**Source information:**
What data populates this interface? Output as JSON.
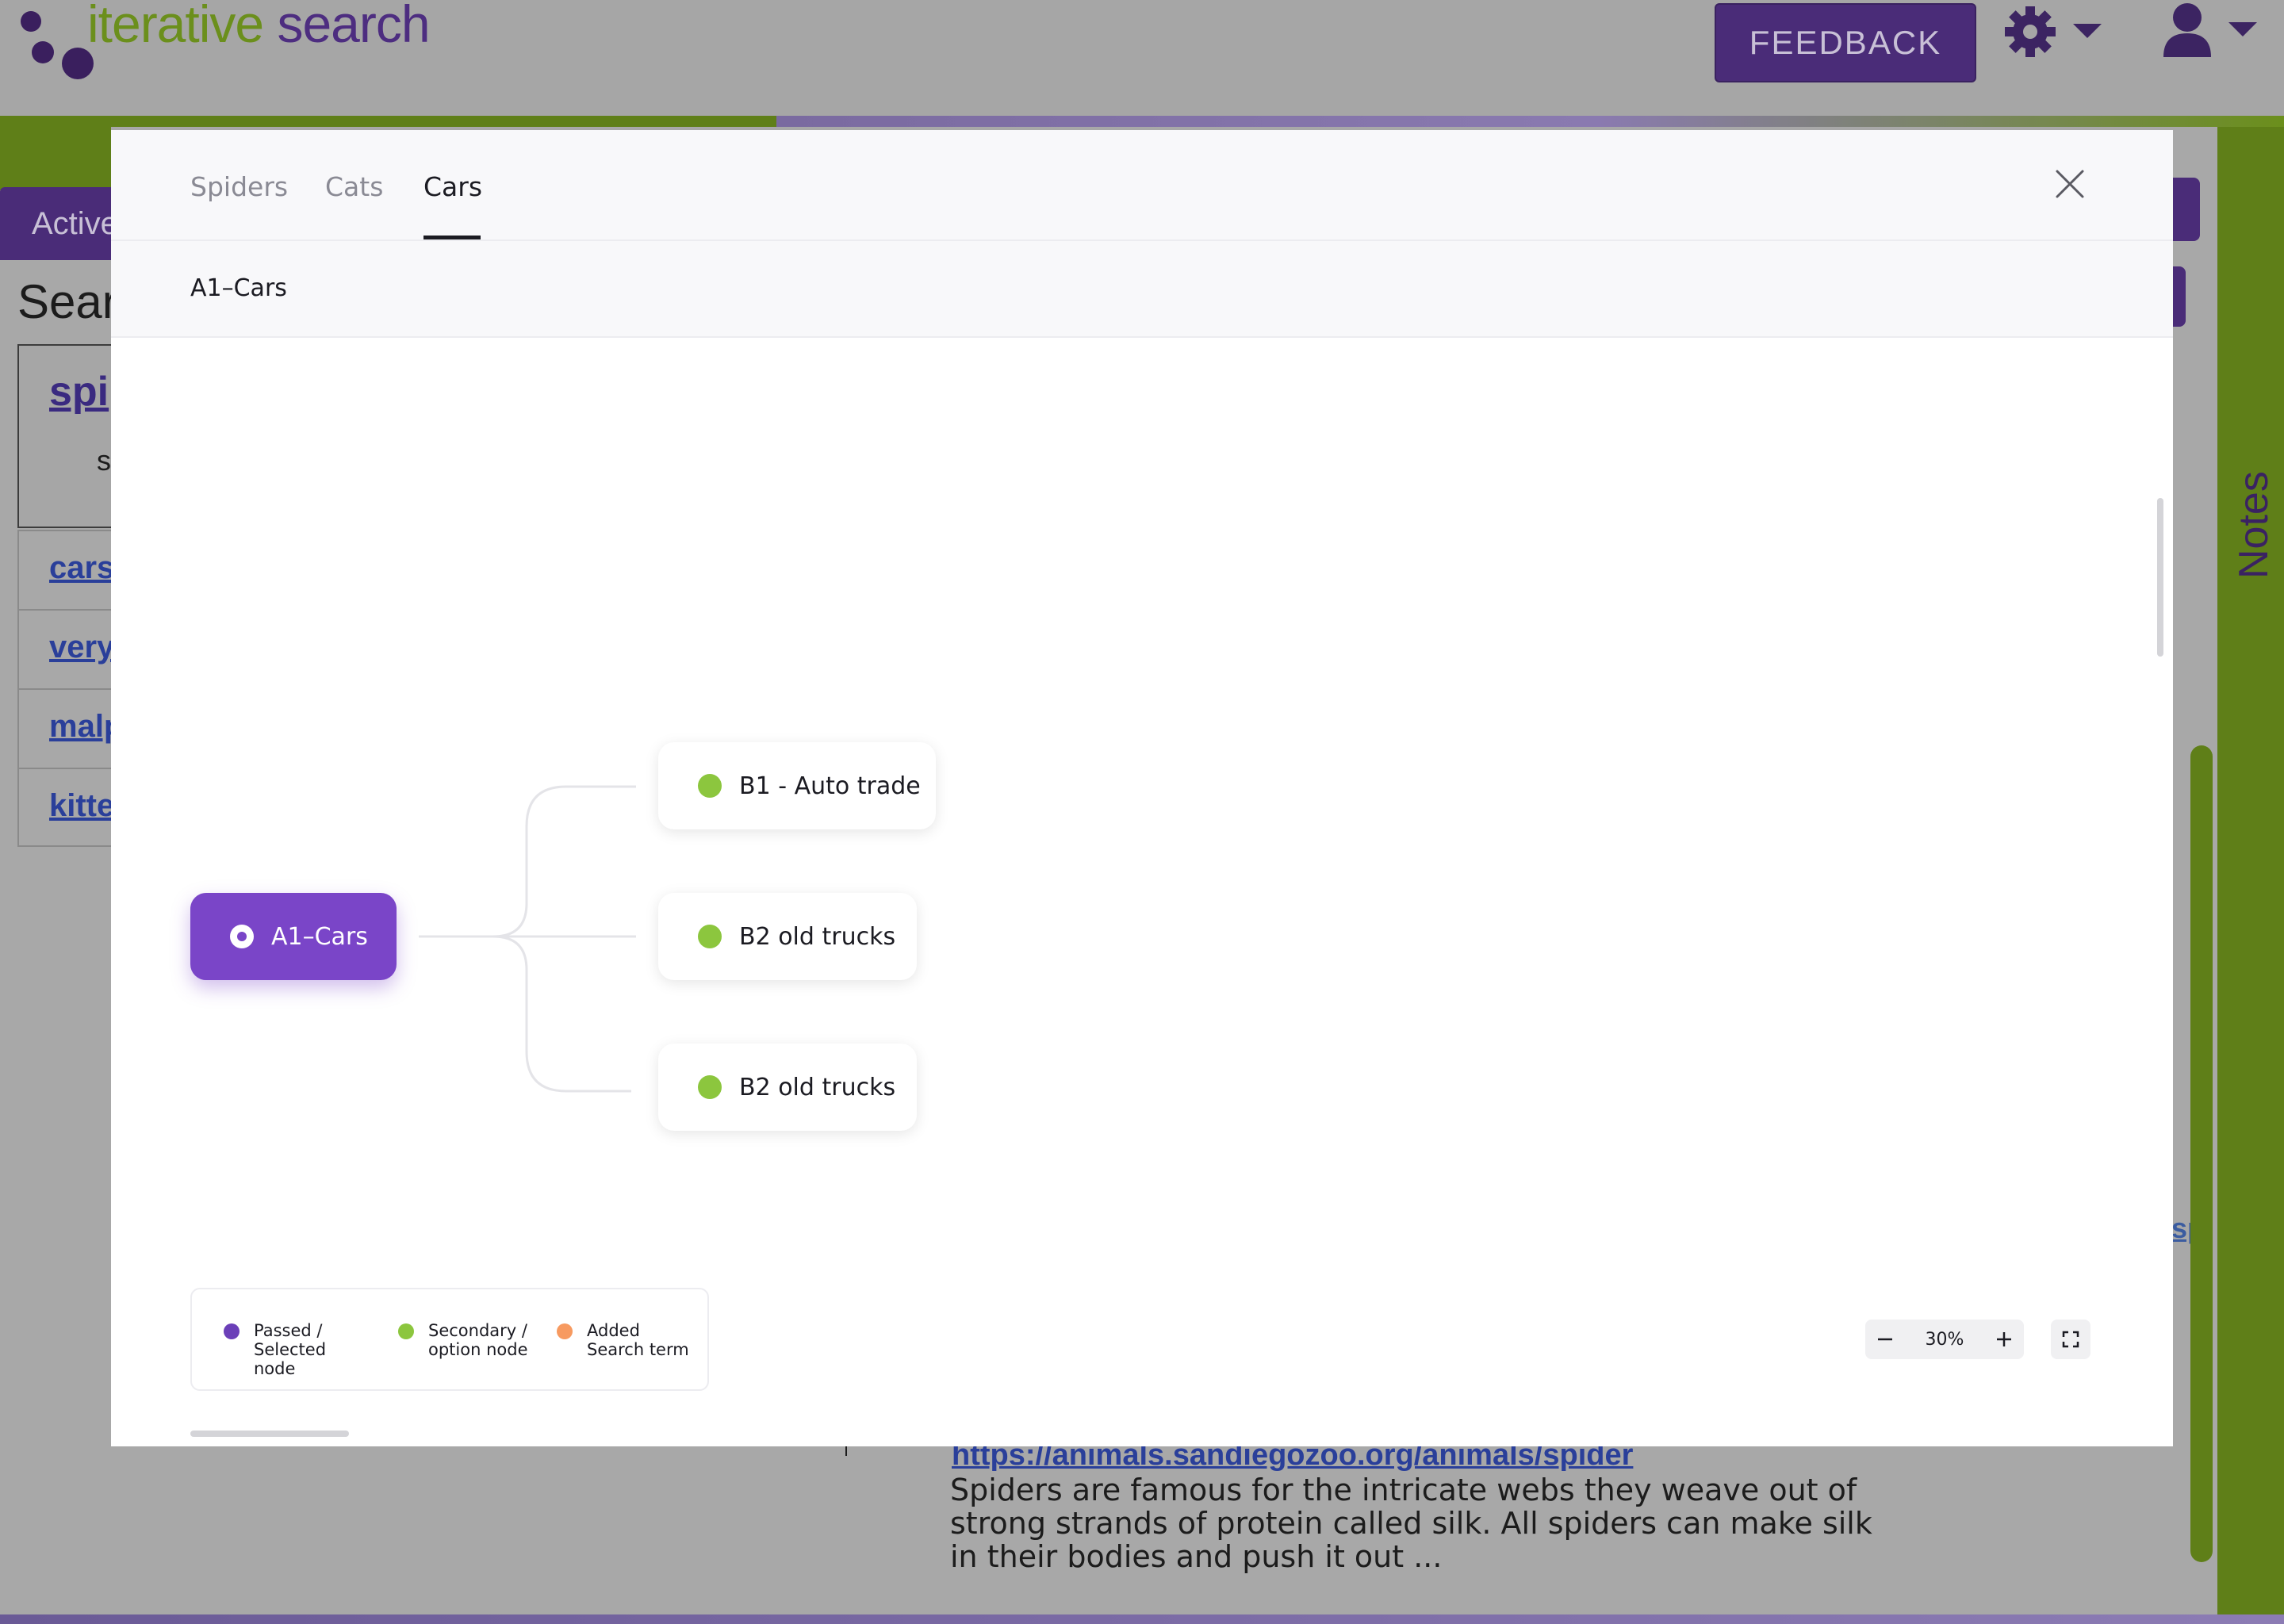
{
  "app": {
    "logo_prefix": "iterative",
    "logo_suffix": " search",
    "feedback_label": "FEEDBACK",
    "notes_label": "Notes",
    "active_tab_label": "Active",
    "search_heading": "Sear",
    "card_link": "spi",
    "card_text": "s",
    "list_items": [
      "cars",
      "very",
      "malp",
      "kitte"
    ],
    "right_link_fragment": "sp",
    "result_url": "https://animals.sandiegozoo.org/animals/spider",
    "result_snippet": "Spiders are famous for the intricate webs they weave out of strong strands of protein called silk. All spiders can make silk in their bodies and push it out ..."
  },
  "modal": {
    "tabs": [
      {
        "label": "Spiders",
        "active": false
      },
      {
        "label": "Cats",
        "active": false
      },
      {
        "label": "Cars",
        "active": true
      }
    ],
    "breadcrumb": "A1–Cars",
    "root_node": {
      "label": "A1–Cars",
      "color": "#7a45c8"
    },
    "child_nodes": [
      {
        "label": "B1 - Auto trade"
      },
      {
        "label": "B2 old trucks"
      },
      {
        "label": "B2 old trucks"
      }
    ],
    "legend": [
      {
        "label": "Passed / Selected node",
        "color": "#6b3fb8"
      },
      {
        "label": "Secondary / option node",
        "color": "#8cc63e"
      },
      {
        "label": "Added Search term",
        "color": "#f79a60"
      }
    ],
    "zoom_level": "30%",
    "icons": {
      "close": "close-icon",
      "zoom_out": "minus-icon",
      "zoom_in": "plus-icon",
      "fullscreen": "fullscreen-icon"
    }
  },
  "colors": {
    "brand_purple": "#4a2c78",
    "brand_green": "#5f7f18",
    "node_green": "#8cc63e",
    "accent_orange": "#f79a60"
  }
}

**What is being asked:** Print the entries again exactly as they appear above. Do not print the pictures.

**Task output:**
What data populates this interface? Output as JSON.
{
  "app": {
    "logo_prefix": "iterative",
    "logo_suffix": " search",
    "feedback_label": "FEEDBACK",
    "notes_label": "Notes",
    "active_tab_label": "Active",
    "search_heading": "Sear",
    "card_link": "spi",
    "card_text": "s",
    "list_items": [
      "cars",
      "very",
      "malp",
      "kitte"
    ],
    "right_link_fragment": "sp",
    "result_url": "https://animals.sandiegozoo.org/animals/spider",
    "result_snippet": "Spiders are famous for the intricate webs they weave out of strong strands of protein called silk. All spiders can make silk in their bodies and push it out ..."
  },
  "modal": {
    "tabs": [
      {
        "label": "Spiders",
        "active": false
      },
      {
        "label": "Cats",
        "active": false
      },
      {
        "label": "Cars",
        "active": true
      }
    ],
    "breadcrumb": "A1–Cars",
    "root_node": {
      "label": "A1–Cars",
      "color": "#7a45c8"
    },
    "child_nodes": [
      {
        "label": "B1 - Auto trade"
      },
      {
        "label": "B2 old trucks"
      },
      {
        "label": "B2 old trucks"
      }
    ],
    "legend": [
      {
        "label": "Passed / Selected node",
        "color": "#6b3fb8"
      },
      {
        "label": "Secondary / option node",
        "color": "#8cc63e"
      },
      {
        "label": "Added Search term",
        "color": "#f79a60"
      }
    ],
    "zoom_level": "30%",
    "icons": {
      "close": "close-icon",
      "zoom_out": "minus-icon",
      "zoom_in": "plus-icon",
      "fullscreen": "fullscreen-icon"
    }
  },
  "colors": {
    "brand_purple": "#4a2c78",
    "brand_green": "#5f7f18",
    "node_green": "#8cc63e",
    "accent_orange": "#f79a60"
  }
}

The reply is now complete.